**原文**
_ _ _ _ _
最近进入了大数据领域,又一个之前没有涉足过的方向,但基本以ElasticSearch为基础,依据ES的读写结合数据采集传输分析提供服务,在技术架构中再掺和中间件,消息,以及微服务相关的注册中心,网关等,就组成了完整的一套大数据采集分析平台;对于一项新技术的研究,我依旧是按照自己的节奏,本地将涉及到的各个开源组件逐一研究一遍,了解下各自的功能和用法,进而串联起来熟悉整个系统
一个一个组件来用,大致流程:
1、首先自然是核心模块ES了,很多公司运维都会维护一套ES,用于日志检索,比如开发会将服务日志接入,假如出现报警,直接通过Kibana页面搜索INFO,WARN,ERROR等相关的日志信息来定位问题,Elasticsearch它本身不仅是一个分布式文档存储,而且还是一个分布式搜索引擎,因此就直接本地部署一个试试用法
下载可以直接官网下,如果是容器化部署可以直接docker拉镜像,我这里下载整个release包,下载链接如下,可以自行选择版本:
https://www.elastic.co/cn/downloads/past-releases#elasticsearch
我这里下载的7.10.0版本,开箱即用,十分方便,因为是java写的,因此可以看下jvm配置文件,config/jvm.options里默认内存1G,根据自己的机器设置
################################################################ # Xms represents the initial size of total heap space # Xmx represents the maximum size of total heap space -Xms1g -Xmx1g
接着就可以直接启动ES:bin/elasticsearch
启动之后,curl以下9200端口,可以看到我启动的es版本是7.10.0
lihui@2023 ~ curl 'http://localhost:9200' { "name" : "2023", "cluster_name" : "elasticsearch", "cluster_uuid" : "Np25HHCVTQ6X-WVVGMyNHA", "version" : { "number" : "7.10.0", "build_flavor" : "default", "build_type" : "tar", "build_hash" : "51e9d6f22758d0374a0f3f5c6e8f3a7997850f96", "build_date" : "2020-11-09T21:30:33.964949Z", "build_snapshot" : false, "lucene_version" : "8.7.0", "minimum_wire_compatibility_version" : "6.8.0", "minimum_index_compatibility_version" : "6.0.0-beta1" }, "tagline" : "You Know, for Search" }
通过jps命令可以看到elasticsearch进程
lihui@2023 ~ jps 65538 Elasticsearch 65831 Jps
既然elasticsearch是一个分布式系统,那么肯定支持高可用,有一个节点异常或者停止不会影响数据和服务
下面试着启动多个elasticsearch节点实例组成一个集群,多个elasticsearch节点实例可以修改配置文件的名称,或者直接命令行指定-E cluster.name=xxxx来指定,集群为demo,比如
lihui@2023 ~/elk/elasticsearch-7.10.0 bin/elasticsearch -E node.name=one -E cluster.name=demo -E path.data=one_data -d lihui@2023 ~/elk/elasticsearch-7.10.0 bin/elasticsearch -E node.name=two -E cluster.name=demo -E path.data=two_data -d lihui@2023 ~/elk/elasticsearch-7.10.0 bin/elasticsearch -E node.name=three -E cluster.name=demo -E path.data=three_data -d lihui@2023 ~/elk/elasticsearch-7.10.0 jps 66192 Elasticsearch 66089 Elasticsearch 66137 Elasticsearch 66202 Jps lihui@2023 ~/elk/elasticsearch-7.10.0 lsof -i:9200 COMMAND PID USER FD TYPE DEVICE SIZE/OFF NODE NAME java 66089 lihui 274u IPv6 0xd49f2a75bef7ea0d 0t0 TCP localhost:wap-wsp (LISTEN) java 66089 lihui 275u IPv6 0xd49f2a75bef7f64d 0t0 TCP localhost:wap-wsp (LISTEN) lihui@2023 ~/elk/elasticsearch-7.10.0 lsof -i:9201 COMMAND PID USER FD TYPE DEVICE SIZE/OFF NODE NAME java 66137 lihui 300u IPv6 0xd49f2a7595c047ad 0t0 TCP localhost:wap-wsp-wtp (LISTEN) java 66137 lihui 301u IPv6 0xd49f2a758a2492ed 0t0 TCP localhost:wap-wsp-wtp (LISTEN) lihui@2023 ~/elk/elasticsearch-7.10.0 lsof -i:9202 COMMAND PID USER FD TYPE DEVICE SIZE/OFF NODE NAME java 66192 lihui 313u IPv6 0xd49f2a75c0cdf90d 0t0 TCP localhost:wap-wsp-s (LISTEN) java 66192 lihui 327u IPv6 0xd49f2a75c0cdf2ed 0t0 TCP localhost:wap-wsp-s (LISTEN)
_ _ _ _ _
**任务说明**
判断以下三条说法是否与原文相符，逐条回答“是”或“否”，并原样引用原文中起决定作用的字句。
1. 作者下载的 Elasticsearch 版本是 7.10.0。
2. config/jvm.options 里的默认内存是 2G。
3. 用三个节点实例组成的集群名为 demo。
这些行用不到。
_ _ _ _ _
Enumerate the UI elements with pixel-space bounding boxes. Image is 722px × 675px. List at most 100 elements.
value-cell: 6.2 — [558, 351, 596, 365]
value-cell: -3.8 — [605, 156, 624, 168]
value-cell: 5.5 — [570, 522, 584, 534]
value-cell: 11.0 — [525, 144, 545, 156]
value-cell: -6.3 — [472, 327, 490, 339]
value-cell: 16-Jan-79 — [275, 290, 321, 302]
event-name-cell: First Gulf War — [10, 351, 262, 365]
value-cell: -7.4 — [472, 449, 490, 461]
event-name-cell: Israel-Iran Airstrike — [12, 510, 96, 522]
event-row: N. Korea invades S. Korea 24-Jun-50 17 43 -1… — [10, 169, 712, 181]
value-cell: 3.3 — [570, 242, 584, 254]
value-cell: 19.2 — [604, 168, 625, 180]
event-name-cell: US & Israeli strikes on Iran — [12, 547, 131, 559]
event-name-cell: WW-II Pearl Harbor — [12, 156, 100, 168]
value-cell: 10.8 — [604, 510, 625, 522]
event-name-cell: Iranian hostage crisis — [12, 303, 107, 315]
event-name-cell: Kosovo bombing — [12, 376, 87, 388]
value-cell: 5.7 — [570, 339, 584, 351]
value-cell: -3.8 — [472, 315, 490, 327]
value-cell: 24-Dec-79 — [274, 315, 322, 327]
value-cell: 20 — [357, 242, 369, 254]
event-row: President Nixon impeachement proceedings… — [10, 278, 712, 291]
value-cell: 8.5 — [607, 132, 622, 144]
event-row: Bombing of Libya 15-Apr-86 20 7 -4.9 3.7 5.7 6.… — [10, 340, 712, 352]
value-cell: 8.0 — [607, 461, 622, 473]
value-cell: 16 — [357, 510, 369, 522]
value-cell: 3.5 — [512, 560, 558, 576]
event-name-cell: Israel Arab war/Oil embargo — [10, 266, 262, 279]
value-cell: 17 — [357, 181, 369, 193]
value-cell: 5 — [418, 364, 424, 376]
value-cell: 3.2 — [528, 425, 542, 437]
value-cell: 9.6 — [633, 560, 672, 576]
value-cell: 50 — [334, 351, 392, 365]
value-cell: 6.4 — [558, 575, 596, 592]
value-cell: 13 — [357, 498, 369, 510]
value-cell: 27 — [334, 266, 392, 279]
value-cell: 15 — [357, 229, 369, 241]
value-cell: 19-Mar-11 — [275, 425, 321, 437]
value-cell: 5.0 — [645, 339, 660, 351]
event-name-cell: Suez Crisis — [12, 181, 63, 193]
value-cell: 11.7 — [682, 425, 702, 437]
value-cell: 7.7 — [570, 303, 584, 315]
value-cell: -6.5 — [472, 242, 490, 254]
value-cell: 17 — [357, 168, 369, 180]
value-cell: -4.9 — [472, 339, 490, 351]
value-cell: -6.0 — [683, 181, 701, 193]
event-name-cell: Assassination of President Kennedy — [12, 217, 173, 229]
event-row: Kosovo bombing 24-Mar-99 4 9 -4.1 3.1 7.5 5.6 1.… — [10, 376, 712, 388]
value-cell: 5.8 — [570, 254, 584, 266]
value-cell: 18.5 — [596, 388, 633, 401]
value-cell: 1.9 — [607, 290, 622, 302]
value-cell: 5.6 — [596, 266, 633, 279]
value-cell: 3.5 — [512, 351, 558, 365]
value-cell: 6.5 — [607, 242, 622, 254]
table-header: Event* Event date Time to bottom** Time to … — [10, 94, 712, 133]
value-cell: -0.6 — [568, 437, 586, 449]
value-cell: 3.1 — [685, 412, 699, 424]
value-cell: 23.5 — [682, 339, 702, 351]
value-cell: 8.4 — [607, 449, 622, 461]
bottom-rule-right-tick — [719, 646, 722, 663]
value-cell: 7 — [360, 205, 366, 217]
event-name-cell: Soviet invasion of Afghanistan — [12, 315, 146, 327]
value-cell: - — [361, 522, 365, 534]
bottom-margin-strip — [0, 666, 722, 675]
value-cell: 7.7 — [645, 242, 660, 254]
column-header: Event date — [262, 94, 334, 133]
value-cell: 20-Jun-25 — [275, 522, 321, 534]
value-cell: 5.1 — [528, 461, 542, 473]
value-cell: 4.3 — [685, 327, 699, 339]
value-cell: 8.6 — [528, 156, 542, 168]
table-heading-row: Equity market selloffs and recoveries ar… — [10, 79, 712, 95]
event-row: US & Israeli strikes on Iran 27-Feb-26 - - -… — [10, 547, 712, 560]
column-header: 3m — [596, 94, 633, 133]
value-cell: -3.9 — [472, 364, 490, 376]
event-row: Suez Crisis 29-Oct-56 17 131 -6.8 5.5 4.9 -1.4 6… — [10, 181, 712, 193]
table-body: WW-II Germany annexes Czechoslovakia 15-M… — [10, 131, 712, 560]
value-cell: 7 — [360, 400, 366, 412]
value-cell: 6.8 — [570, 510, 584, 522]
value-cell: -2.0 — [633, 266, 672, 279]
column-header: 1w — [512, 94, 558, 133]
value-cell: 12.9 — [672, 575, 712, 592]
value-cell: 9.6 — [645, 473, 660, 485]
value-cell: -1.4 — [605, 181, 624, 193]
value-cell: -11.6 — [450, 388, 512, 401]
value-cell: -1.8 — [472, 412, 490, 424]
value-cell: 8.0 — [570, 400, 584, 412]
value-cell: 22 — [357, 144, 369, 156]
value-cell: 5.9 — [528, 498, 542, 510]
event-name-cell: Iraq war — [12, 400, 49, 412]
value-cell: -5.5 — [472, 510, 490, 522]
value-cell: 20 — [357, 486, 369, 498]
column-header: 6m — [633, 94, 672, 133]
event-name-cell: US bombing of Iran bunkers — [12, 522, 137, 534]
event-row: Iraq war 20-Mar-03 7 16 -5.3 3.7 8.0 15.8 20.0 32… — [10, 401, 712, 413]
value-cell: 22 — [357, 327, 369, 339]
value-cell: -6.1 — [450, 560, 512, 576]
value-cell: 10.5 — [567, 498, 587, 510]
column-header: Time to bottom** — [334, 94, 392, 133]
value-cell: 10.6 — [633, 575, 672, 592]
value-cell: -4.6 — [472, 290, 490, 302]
_ _ _ _ _
**任务回答**
1. 是。原文：“我这里下载的7.10.0版本”
2. 否。原文：“config/jvm.options里默认内存1G”
3. 是。原文：“集群为demo”